### Instructions for the task
Locate the string "forgetting" in the listing below. Copy every line where it is found.

————

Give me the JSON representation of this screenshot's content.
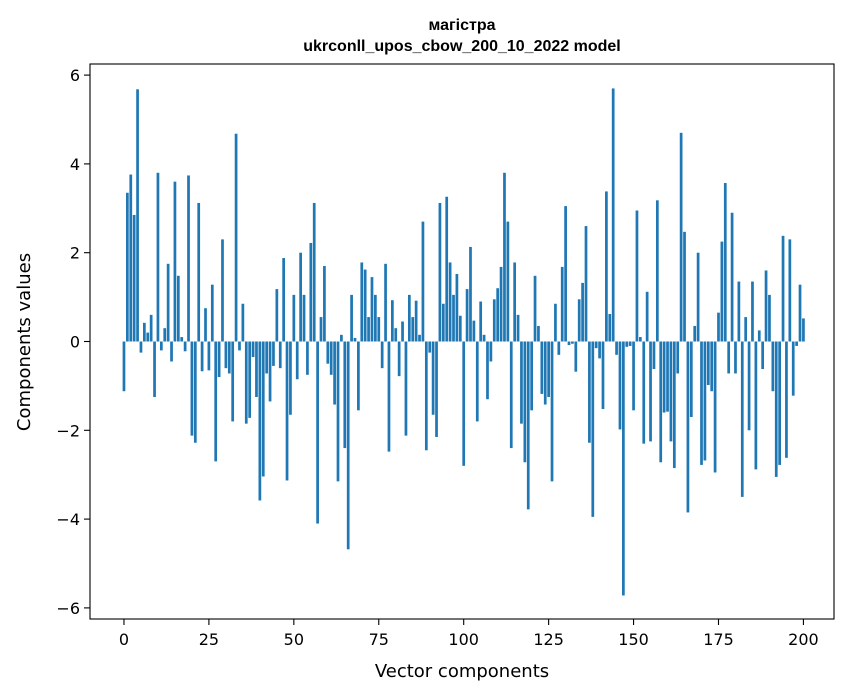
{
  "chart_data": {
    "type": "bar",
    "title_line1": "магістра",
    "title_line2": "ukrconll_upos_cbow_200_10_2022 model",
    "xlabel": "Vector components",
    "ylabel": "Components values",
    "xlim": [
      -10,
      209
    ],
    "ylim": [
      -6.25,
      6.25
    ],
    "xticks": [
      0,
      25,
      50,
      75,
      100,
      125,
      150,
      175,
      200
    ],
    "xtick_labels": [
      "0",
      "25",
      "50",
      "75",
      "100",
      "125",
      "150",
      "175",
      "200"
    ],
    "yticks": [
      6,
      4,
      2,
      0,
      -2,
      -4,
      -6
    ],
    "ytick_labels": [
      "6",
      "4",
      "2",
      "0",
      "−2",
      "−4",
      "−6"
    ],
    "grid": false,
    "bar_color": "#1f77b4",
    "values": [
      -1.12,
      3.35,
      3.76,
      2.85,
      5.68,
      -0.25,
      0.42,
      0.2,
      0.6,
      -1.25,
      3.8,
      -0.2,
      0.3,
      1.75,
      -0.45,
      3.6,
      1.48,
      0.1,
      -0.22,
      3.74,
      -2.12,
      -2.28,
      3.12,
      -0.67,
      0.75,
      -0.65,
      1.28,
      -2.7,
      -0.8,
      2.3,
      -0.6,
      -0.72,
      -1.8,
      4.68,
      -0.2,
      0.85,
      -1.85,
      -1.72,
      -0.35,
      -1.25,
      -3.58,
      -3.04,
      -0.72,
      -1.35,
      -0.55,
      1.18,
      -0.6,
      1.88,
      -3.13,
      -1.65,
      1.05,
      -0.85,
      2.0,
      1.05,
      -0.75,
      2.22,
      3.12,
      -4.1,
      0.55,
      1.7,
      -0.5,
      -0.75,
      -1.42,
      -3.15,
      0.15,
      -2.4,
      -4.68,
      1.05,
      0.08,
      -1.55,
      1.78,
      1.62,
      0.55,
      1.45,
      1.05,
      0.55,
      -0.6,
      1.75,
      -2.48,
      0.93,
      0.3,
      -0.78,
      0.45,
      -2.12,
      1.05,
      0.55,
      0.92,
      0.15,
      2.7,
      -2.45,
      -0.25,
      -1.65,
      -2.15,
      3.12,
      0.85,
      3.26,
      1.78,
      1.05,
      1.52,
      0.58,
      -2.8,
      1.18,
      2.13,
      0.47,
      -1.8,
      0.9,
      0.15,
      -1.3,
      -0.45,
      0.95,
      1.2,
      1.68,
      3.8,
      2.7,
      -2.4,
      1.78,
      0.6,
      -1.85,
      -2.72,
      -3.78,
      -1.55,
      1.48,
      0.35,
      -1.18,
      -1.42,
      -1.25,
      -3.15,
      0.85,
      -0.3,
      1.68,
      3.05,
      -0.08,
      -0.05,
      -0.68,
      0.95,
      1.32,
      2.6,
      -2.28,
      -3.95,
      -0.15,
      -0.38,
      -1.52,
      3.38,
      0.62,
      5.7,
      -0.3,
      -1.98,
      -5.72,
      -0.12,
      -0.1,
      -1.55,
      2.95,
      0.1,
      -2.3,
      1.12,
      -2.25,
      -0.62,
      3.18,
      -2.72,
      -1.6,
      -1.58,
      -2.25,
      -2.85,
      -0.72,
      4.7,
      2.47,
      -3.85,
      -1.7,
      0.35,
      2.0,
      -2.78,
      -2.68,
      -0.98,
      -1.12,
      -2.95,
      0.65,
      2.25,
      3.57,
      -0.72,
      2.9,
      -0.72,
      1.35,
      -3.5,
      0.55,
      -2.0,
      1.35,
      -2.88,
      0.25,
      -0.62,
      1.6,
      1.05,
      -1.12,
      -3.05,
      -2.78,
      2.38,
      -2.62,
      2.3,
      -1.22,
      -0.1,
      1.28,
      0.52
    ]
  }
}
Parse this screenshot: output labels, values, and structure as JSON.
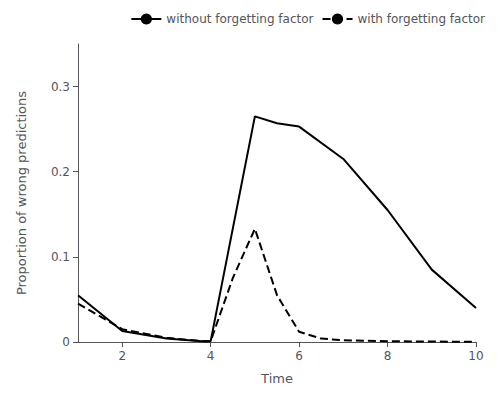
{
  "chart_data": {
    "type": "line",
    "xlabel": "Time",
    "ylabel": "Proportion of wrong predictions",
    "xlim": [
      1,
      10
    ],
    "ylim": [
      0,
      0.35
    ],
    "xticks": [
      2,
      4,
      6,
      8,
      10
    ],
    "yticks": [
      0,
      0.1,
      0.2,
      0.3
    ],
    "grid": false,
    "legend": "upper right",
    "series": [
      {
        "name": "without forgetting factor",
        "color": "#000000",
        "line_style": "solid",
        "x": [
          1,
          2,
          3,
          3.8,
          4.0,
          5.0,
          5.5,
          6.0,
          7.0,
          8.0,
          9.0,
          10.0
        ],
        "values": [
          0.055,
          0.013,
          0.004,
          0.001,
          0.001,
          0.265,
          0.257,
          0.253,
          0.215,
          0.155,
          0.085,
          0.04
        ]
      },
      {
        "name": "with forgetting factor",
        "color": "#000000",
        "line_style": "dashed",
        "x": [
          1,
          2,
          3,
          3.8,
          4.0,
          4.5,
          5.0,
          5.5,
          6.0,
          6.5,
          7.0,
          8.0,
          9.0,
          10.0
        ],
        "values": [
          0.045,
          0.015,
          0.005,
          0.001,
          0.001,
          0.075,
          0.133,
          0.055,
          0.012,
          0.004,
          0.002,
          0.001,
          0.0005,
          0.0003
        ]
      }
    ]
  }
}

————

### Solution
        "name": "without forgetting factor",
        "name": "with forgetting factor",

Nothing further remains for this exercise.